- Do this -
Count every line that includes the string "spotkanie" in the entries that follow. Nothing besides the number is needed.

- Task inputs -
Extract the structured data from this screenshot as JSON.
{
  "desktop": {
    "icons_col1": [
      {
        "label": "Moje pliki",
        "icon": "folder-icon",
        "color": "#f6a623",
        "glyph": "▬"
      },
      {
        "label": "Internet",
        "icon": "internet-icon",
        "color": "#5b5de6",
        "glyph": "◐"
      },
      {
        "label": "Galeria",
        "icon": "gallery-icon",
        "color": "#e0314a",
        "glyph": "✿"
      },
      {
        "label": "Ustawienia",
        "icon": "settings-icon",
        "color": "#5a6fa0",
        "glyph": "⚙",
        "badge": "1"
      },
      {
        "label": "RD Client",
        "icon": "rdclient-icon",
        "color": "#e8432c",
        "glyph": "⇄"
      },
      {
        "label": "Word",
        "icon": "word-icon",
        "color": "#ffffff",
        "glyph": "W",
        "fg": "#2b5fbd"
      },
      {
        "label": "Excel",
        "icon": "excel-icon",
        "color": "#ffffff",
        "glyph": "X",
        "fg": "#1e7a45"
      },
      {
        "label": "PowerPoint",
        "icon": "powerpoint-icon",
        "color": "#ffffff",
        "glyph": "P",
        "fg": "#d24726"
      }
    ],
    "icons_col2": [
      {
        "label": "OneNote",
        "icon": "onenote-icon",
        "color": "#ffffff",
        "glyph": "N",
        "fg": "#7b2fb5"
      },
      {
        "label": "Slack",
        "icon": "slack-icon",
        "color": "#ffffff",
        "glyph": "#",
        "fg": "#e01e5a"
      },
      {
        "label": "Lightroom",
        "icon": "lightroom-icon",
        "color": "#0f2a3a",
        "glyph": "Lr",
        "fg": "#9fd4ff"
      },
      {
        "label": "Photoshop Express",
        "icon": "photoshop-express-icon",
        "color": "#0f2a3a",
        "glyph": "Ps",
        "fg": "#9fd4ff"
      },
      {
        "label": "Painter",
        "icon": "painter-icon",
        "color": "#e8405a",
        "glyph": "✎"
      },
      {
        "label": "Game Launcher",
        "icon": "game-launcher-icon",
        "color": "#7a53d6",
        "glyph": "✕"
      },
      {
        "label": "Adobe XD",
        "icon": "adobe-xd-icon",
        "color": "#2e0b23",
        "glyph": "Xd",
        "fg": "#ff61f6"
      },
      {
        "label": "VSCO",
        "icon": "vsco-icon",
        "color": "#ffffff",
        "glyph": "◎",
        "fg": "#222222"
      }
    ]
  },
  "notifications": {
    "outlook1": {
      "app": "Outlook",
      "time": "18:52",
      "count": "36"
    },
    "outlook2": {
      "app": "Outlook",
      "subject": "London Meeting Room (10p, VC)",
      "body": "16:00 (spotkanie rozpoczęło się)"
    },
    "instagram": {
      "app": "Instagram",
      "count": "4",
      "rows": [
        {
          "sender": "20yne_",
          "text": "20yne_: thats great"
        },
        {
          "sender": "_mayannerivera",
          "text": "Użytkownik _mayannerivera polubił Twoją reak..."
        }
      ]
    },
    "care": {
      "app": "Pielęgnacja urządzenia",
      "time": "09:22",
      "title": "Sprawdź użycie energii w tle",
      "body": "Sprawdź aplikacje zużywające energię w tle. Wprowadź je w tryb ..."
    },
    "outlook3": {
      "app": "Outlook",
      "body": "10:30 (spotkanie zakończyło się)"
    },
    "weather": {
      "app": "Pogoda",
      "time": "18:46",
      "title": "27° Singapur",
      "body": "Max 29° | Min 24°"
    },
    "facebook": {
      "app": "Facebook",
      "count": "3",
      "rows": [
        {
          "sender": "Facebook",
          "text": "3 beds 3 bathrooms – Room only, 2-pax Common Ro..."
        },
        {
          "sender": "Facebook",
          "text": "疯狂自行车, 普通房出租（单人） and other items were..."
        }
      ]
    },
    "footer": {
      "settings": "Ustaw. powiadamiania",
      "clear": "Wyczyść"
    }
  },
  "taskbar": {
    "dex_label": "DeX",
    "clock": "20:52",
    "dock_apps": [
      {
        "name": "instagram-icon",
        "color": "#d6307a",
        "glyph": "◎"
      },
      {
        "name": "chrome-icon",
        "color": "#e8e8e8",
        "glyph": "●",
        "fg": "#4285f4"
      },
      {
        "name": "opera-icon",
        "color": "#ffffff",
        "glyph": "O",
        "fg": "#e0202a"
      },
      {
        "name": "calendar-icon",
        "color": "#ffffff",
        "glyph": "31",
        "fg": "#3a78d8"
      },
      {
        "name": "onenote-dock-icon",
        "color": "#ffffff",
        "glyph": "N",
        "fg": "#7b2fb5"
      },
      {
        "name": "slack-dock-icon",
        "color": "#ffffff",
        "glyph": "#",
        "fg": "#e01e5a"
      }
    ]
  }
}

- Exercise solution -
2